Records that describe figures:
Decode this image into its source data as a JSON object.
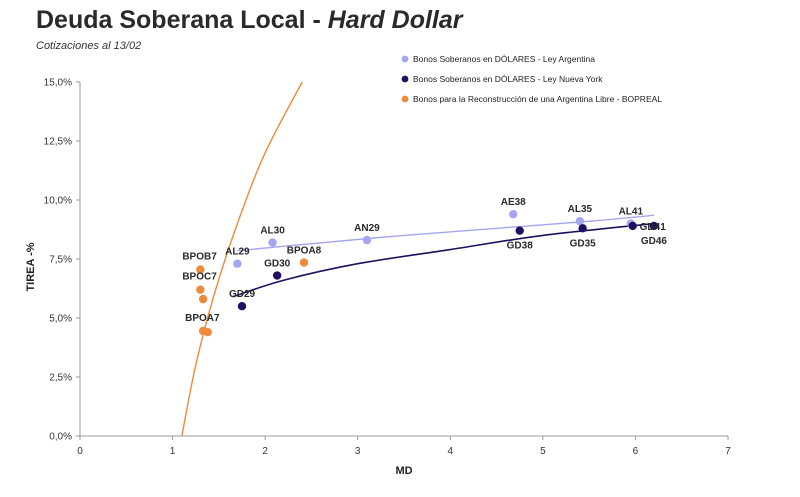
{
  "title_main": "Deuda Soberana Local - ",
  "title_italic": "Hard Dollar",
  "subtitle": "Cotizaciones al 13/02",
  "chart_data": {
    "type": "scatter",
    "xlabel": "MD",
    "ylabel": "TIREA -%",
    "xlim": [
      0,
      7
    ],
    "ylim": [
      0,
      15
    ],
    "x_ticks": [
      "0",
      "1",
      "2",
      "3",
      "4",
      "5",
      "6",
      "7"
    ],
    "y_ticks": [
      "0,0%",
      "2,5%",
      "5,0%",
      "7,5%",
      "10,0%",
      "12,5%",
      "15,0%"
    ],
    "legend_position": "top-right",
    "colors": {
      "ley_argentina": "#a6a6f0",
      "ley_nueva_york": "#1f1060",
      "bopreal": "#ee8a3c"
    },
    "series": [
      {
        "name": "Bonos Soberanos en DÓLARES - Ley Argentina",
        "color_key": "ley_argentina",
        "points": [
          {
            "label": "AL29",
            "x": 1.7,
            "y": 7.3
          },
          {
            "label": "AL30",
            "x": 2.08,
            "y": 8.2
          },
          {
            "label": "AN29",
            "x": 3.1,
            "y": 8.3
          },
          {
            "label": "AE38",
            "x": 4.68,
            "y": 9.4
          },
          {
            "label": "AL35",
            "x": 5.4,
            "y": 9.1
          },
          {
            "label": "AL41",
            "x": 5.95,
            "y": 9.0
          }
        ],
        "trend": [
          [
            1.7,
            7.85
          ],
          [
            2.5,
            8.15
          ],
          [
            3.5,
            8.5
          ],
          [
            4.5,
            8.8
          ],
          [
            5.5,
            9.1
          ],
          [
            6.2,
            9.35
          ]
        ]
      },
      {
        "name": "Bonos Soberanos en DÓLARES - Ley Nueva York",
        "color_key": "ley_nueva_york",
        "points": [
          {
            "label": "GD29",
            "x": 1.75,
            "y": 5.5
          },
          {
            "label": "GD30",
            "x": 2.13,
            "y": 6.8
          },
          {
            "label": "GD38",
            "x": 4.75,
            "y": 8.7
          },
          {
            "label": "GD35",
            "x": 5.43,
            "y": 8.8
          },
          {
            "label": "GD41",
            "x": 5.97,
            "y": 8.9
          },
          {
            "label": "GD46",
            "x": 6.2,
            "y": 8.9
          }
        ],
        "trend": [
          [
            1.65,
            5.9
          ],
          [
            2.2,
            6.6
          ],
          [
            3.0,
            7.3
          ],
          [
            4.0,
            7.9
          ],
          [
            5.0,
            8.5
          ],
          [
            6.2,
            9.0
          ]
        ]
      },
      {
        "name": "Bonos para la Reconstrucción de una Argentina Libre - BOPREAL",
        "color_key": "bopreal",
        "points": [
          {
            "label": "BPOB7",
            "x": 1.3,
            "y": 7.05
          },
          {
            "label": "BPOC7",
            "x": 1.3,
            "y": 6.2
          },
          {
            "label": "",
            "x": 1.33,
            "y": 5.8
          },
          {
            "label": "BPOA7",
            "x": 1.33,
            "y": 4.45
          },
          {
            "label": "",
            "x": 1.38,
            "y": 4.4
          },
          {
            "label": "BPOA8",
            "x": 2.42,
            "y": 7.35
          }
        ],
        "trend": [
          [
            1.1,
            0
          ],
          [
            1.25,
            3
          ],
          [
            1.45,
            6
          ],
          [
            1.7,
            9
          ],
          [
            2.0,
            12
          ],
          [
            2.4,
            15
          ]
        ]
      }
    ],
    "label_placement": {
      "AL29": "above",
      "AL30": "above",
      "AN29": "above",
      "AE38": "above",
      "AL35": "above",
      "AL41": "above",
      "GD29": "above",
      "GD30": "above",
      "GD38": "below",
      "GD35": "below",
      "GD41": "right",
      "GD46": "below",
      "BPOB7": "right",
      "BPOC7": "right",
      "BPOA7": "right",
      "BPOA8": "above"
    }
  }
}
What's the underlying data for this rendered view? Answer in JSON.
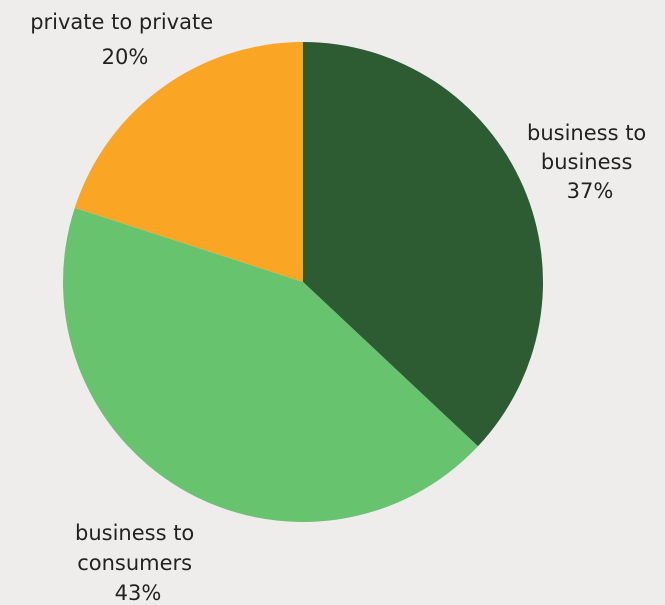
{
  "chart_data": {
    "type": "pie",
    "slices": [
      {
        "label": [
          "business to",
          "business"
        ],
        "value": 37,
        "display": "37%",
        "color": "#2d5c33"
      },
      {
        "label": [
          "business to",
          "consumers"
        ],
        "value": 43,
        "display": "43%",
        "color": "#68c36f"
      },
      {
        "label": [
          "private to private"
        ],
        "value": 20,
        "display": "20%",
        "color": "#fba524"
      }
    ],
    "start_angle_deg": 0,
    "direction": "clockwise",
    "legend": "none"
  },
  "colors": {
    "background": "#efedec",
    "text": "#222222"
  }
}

• **Exercise details**
Write out each line of the data exactly; the images should be left out.

• **Solution to this problem**
Decode this image into its source data as a JSON object.
{
  "title_main": "Deuda Soberana Local - ",
  "title_italic": "Hard Dollar",
  "subtitle": "Cotizaciones al 13/02",
  "chart_data": {
    "type": "scatter",
    "xlabel": "MD",
    "ylabel": "TIREA -%",
    "xlim": [
      0,
      7
    ],
    "ylim": [
      0,
      15
    ],
    "x_ticks": [
      "0",
      "1",
      "2",
      "3",
      "4",
      "5",
      "6",
      "7"
    ],
    "y_ticks": [
      "0,0%",
      "2,5%",
      "5,0%",
      "7,5%",
      "10,0%",
      "12,5%",
      "15,0%"
    ],
    "legend_position": "top-right",
    "colors": {
      "ley_argentina": "#a6a6f0",
      "ley_nueva_york": "#1f1060",
      "bopreal": "#ee8a3c"
    },
    "series": [
      {
        "name": "Bonos Soberanos en DÓLARES - Ley Argentina",
        "color_key": "ley_argentina",
        "points": [
          {
            "label": "AL29",
            "x": 1.7,
            "y": 7.3
          },
          {
            "label": "AL30",
            "x": 2.08,
            "y": 8.2
          },
          {
            "label": "AN29",
            "x": 3.1,
            "y": 8.3
          },
          {
            "label": "AE38",
            "x": 4.68,
            "y": 9.4
          },
          {
            "label": "AL35",
            "x": 5.4,
            "y": 9.1
          },
          {
            "label": "AL41",
            "x": 5.95,
            "y": 9.0
          }
        ],
        "trend": [
          [
            1.7,
            7.85
          ],
          [
            2.5,
            8.15
          ],
          [
            3.5,
            8.5
          ],
          [
            4.5,
            8.8
          ],
          [
            5.5,
            9.1
          ],
          [
            6.2,
            9.35
          ]
        ]
      },
      {
        "name": "Bonos Soberanos en DÓLARES - Ley Nueva York",
        "color_key": "ley_nueva_york",
        "points": [
          {
            "label": "GD29",
            "x": 1.75,
            "y": 5.5
          },
          {
            "label": "GD30",
            "x": 2.13,
            "y": 6.8
          },
          {
            "label": "GD38",
            "x": 4.75,
            "y": 8.7
          },
          {
            "label": "GD35",
            "x": 5.43,
            "y": 8.8
          },
          {
            "label": "GD41",
            "x": 5.97,
            "y": 8.9
          },
          {
            "label": "GD46",
            "x": 6.2,
            "y": 8.9
          }
        ],
        "trend": [
          [
            1.65,
            5.9
          ],
          [
            2.2,
            6.6
          ],
          [
            3.0,
            7.3
          ],
          [
            4.0,
            7.9
          ],
          [
            5.0,
            8.5
          ],
          [
            6.2,
            9.0
          ]
        ]
      },
      {
        "name": "Bonos para la Reconstrucción de una Argentina Libre - BOPREAL",
        "color_key": "bopreal",
        "points": [
          {
            "label": "BPOB7",
            "x": 1.3,
            "y": 7.05
          },
          {
            "label": "BPOC7",
            "x": 1.3,
            "y": 6.2
          },
          {
            "label": "",
            "x": 1.33,
            "y": 5.8
          },
          {
            "label": "BPOA7",
            "x": 1.33,
            "y": 4.45
          },
          {
            "label": "",
            "x": 1.38,
            "y": 4.4
          },
          {
            "label": "BPOA8",
            "x": 2.42,
            "y": 7.35
          }
        ],
        "trend": [
          [
            1.1,
            0
          ],
          [
            1.25,
            3
          ],
          [
            1.45,
            6
          ],
          [
            1.7,
            9
          ],
          [
            2.0,
            12
          ],
          [
            2.4,
            15
          ]
        ]
      }
    ],
    "label_placement": {
      "AL29": "above",
      "AL30": "above",
      "AN29": "above",
      "AE38": "above",
      "AL35": "above",
      "AL41": "above",
      "GD29": "above",
      "GD30": "above",
      "GD38": "below",
      "GD35": "below",
      "GD41": "right",
      "GD46": "below",
      "BPOB7": "right",
      "BPOC7": "right",
      "BPOA7": "right",
      "BPOA8": "above"
    }
  }
}
What's the underlying data for this rendered view? Answer in JSON.
{
  "chart_data": {
    "type": "pie",
    "slices": [
      {
        "label": [
          "business to",
          "business"
        ],
        "value": 37,
        "display": "37%",
        "color": "#2d5c33"
      },
      {
        "label": [
          "business to",
          "consumers"
        ],
        "value": 43,
        "display": "43%",
        "color": "#68c36f"
      },
      {
        "label": [
          "private to private"
        ],
        "value": 20,
        "display": "20%",
        "color": "#fba524"
      }
    ],
    "start_angle_deg": 0,
    "direction": "clockwise",
    "legend": "none"
  },
  "colors": {
    "background": "#efedec",
    "text": "#222222"
  }
}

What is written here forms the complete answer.